** TEXT SEGMENT follows **

US Education Levels by State: Where the College Degrees Are
How educated a state's population is shapes its economy, incomes, and politics — and the differences are large. The share of adults holding a bachelor's degree or higher ranges from around 22% in the least-credentialed states to over 45% in the most — and above 60% in the District of Columbia. This guide maps college attainment across the states, ranks them, and explains why higher education clusters where it does — and why it matters.
How educated is the U.S.?
Roughly a third of American adults aged 25 and older hold a bachelor's degree or higher, and the vast majority have at least a high-school diploma. But the college-degree share varies enormously by state, as the map shows. Because a four-year degree is strongly linked to higher earnings, the geography of education closely mirrors the geography of income — the most-credentialed states are nearly all among the wealthiest.
Which states have the most college graduates?
The highest bachelor's-degree rates are in the Northeast and Mid-Atlantic — Massachusetts, Maryland, Colorado, and their peers, plus the District of Columbia, which tops the list at over 60% — places where dense, high-paying knowledge industries concentrate. The lowest are generally in parts of the South and Appalachia, closer to 22–25%. Among states the gap from top to bottom is more than 20 percentage points; counting D.C. it exceeds 40 — a divide with deep economic consequences. The ranking below lists every state.
Why education clusters geographically
College graduates tend to move to where the college-level jobs are — tech hubs, finance centers, universities, and government towns — which concentrates talent in a handful of metros and states. That concentration becomes self-reinforcing: employers locate where the skilled workers are, drawing still more graduates. States that produce degree-holders but lack high-skill jobs often see them leave, a "brain drain" that widens the gap between the most- and least-educated states over time.
The high-school vs. college gap
It's worth separating two different measures. Nearly 90% of adults nationwide have finished high school, and that figure is fairly even across states — basic education is close to universal. The real divide is at the college level, where the state-to-state spread is huge. That's the gap that matters most economically, because the wage premium for a bachelor's degree is large and has grown over recent decades.
Frequently asked questions
What percentage of Americans have a college degree?
Roughly a third of adults 25 and older hold a bachelor's degree or higher, though the share ranges from about 22% to over 45% by state.
Which state has the most college graduates?
Northeastern and Mid-Atlantic states like Massachusetts, Maryland, and Colorado, plus D.C., have the highest bachelor's-degree rates. The full ranking is shown above.
Which state has the fewest college graduates?
Parts of the South and Appalachia have the lowest rates, closer to 22–25%. The ranking above shows every state.
Why does education vary so much by state?
College graduates move to where high-skill jobs concentrate, and employers follow the talent — a self-reinforcing cycle that clusters degrees in certain states and metros.
What share of Americans finish high school?
Nearly 90% of adults have a high-school diploma, and that's fairly even across states. The big state-to-state gap is at the college level.

** End of TEXT SEGMENT **
** DATASET ENTRIES follows **

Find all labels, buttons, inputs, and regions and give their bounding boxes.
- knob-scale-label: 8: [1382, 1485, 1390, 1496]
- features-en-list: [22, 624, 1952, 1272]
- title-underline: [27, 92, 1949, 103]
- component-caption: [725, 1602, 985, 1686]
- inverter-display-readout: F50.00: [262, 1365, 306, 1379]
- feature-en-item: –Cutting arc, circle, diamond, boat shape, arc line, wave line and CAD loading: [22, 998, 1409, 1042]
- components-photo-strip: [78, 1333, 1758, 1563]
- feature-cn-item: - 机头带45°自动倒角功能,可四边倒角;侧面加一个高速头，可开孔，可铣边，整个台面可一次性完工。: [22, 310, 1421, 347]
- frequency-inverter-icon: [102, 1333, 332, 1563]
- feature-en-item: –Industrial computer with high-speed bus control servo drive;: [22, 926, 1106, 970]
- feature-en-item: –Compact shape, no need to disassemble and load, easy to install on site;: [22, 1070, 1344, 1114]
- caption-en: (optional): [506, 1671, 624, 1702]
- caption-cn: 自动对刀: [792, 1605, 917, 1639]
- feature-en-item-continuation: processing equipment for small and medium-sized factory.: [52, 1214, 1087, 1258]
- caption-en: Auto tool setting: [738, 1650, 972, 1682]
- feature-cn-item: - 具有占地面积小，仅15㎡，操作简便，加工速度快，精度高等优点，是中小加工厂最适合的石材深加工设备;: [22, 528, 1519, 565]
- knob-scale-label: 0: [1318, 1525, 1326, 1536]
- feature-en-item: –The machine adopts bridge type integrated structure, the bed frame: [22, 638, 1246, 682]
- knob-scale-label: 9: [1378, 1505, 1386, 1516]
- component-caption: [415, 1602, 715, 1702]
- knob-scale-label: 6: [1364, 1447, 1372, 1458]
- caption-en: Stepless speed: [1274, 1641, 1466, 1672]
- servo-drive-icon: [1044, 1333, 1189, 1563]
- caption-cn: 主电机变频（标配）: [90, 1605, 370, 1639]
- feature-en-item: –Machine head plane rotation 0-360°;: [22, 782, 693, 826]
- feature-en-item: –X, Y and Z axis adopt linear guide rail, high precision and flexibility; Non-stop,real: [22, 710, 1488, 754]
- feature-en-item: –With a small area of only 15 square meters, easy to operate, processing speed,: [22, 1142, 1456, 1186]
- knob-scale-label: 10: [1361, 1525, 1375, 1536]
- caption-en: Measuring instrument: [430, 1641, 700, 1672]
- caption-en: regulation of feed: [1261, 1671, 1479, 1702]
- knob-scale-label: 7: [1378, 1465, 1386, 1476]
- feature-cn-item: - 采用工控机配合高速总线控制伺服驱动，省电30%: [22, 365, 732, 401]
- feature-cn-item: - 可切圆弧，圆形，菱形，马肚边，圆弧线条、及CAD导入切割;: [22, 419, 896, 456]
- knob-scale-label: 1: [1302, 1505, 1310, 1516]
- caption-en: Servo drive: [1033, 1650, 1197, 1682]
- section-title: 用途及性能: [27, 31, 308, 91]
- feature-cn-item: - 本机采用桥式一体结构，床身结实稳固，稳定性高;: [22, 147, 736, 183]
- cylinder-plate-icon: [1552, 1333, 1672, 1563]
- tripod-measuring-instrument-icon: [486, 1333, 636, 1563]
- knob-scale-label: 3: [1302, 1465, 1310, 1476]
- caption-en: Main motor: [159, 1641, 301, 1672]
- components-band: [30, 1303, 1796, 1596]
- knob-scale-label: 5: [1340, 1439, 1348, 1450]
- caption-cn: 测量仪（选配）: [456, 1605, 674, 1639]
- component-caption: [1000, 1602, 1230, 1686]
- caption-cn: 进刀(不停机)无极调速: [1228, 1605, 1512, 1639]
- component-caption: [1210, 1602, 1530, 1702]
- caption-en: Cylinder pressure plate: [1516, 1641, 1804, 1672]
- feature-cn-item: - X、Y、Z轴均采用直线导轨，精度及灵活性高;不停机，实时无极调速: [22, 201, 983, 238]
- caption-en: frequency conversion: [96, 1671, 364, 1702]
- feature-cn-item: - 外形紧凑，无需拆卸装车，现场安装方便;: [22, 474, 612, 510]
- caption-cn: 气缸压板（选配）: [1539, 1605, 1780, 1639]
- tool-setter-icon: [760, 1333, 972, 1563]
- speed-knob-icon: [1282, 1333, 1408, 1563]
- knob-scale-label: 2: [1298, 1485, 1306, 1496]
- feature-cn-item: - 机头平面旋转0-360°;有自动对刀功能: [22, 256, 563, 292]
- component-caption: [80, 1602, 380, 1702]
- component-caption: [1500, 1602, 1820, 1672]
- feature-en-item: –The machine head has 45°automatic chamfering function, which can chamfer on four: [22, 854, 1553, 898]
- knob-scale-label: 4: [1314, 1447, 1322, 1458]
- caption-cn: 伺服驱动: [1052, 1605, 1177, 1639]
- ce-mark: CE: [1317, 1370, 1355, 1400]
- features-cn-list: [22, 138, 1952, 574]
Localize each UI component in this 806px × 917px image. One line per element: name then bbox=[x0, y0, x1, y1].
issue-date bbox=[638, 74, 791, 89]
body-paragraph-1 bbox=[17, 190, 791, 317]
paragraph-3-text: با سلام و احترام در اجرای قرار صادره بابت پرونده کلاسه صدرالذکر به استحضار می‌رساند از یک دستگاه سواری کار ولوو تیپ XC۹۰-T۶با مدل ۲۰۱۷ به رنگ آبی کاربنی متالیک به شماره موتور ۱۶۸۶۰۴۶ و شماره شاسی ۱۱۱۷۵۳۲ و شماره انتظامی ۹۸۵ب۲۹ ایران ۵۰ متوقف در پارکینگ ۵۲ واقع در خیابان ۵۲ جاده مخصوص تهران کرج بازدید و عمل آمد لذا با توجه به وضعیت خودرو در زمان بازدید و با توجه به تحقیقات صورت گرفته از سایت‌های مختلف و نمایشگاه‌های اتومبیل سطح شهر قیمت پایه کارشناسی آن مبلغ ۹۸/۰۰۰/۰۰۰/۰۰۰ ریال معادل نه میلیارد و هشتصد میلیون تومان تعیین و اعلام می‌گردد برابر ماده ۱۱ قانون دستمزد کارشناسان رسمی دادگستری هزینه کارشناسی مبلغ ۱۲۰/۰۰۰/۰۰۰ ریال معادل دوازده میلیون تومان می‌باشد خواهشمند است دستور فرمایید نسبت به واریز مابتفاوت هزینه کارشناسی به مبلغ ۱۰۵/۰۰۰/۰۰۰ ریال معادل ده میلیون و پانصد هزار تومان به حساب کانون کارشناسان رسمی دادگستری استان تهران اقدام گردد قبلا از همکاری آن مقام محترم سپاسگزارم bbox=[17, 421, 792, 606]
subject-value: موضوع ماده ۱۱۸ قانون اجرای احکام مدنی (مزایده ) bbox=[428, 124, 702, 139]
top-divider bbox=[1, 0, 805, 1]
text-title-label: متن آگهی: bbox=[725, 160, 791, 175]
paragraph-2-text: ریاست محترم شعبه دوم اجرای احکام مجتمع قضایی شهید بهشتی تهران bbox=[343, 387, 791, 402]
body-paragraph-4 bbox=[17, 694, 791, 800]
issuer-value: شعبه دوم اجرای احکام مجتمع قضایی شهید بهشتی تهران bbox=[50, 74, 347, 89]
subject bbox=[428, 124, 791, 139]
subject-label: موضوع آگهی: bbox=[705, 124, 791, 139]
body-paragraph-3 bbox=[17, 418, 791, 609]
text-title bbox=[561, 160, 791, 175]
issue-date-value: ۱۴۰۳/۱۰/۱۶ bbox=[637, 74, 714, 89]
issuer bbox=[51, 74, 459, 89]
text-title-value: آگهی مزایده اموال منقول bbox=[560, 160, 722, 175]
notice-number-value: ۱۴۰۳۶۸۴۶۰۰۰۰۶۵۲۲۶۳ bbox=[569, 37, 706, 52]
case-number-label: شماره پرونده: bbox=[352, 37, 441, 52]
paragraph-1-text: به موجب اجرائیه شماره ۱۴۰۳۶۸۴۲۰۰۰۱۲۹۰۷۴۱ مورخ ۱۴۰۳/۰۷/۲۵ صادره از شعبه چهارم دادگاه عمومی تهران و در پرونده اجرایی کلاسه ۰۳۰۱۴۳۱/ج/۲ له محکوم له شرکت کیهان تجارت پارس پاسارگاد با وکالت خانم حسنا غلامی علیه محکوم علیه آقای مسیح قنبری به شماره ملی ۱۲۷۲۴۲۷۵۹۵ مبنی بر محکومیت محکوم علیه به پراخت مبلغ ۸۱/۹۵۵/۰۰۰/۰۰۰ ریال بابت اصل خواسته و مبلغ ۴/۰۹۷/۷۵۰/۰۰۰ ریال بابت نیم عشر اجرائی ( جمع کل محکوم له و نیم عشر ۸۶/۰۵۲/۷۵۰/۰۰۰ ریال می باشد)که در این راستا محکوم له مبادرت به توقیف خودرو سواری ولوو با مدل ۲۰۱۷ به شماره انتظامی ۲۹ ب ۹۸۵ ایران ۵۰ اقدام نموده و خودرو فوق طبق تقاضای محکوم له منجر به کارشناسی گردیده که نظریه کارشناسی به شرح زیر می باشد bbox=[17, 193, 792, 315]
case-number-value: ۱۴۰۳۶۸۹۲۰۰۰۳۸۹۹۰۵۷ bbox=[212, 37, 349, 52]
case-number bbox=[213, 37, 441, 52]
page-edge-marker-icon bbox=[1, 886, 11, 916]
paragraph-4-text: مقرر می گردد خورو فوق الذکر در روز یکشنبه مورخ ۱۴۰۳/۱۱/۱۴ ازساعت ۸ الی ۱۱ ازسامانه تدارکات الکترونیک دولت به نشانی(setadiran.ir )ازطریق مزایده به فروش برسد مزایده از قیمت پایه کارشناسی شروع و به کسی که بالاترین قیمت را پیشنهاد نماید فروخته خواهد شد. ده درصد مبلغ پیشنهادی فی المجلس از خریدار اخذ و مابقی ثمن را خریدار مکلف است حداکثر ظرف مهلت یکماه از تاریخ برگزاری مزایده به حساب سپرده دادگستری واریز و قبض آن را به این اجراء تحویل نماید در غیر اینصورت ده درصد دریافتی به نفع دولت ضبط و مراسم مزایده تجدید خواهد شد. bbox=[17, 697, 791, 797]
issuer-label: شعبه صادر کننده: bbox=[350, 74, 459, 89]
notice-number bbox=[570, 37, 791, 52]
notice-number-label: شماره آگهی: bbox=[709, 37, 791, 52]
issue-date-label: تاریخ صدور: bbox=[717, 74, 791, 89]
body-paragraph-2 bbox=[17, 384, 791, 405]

** End of DATASET ENTRIES **

» EXERCISE: Reproduce word for word the section of the text on state education levels that opens with "The high-school vs." and closes with "over recent decades.".

» TASK SOLUTION:
The high-school vs. college gap
It's worth separating two different measures. Nearly 90% of adults nationwide have finished high school, and that figure is fairly even across states — basic education is close to universal. The real divide is at the college level, where the state-to-state spread is huge. That's the gap that matters most economically, because the wage premium for a bachelor's degree is large and has grown over recent decades.